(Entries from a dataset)
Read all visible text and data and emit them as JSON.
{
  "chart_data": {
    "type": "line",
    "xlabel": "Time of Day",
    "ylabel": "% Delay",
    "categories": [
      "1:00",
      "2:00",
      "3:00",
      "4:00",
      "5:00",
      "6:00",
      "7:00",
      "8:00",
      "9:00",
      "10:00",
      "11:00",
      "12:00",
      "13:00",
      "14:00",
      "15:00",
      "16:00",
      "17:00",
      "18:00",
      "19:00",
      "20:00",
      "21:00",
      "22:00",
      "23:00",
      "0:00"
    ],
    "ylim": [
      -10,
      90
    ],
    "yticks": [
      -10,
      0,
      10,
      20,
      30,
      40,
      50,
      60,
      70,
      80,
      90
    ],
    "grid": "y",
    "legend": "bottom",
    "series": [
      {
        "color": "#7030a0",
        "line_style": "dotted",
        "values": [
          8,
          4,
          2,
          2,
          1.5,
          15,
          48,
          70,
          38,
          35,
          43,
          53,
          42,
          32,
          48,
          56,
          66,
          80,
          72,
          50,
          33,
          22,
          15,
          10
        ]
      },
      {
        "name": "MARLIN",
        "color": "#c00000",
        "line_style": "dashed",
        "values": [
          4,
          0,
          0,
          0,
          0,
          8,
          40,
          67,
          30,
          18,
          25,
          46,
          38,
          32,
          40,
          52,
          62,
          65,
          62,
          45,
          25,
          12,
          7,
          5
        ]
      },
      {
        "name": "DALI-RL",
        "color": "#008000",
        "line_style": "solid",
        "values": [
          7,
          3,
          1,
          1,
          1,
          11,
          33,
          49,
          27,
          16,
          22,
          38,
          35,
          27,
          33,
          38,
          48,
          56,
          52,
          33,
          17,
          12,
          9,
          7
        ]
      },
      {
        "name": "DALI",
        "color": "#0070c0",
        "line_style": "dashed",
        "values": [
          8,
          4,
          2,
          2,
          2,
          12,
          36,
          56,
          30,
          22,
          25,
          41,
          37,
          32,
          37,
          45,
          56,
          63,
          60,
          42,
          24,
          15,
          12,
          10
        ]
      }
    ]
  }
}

§ **Brief**: Copy all lines of the listing above that contain the string "color".

§ **Completed task**:
        "color": "#7030a0",
        "color": "#c00000",
        "color": "#008000",
        "color": "#0070c0",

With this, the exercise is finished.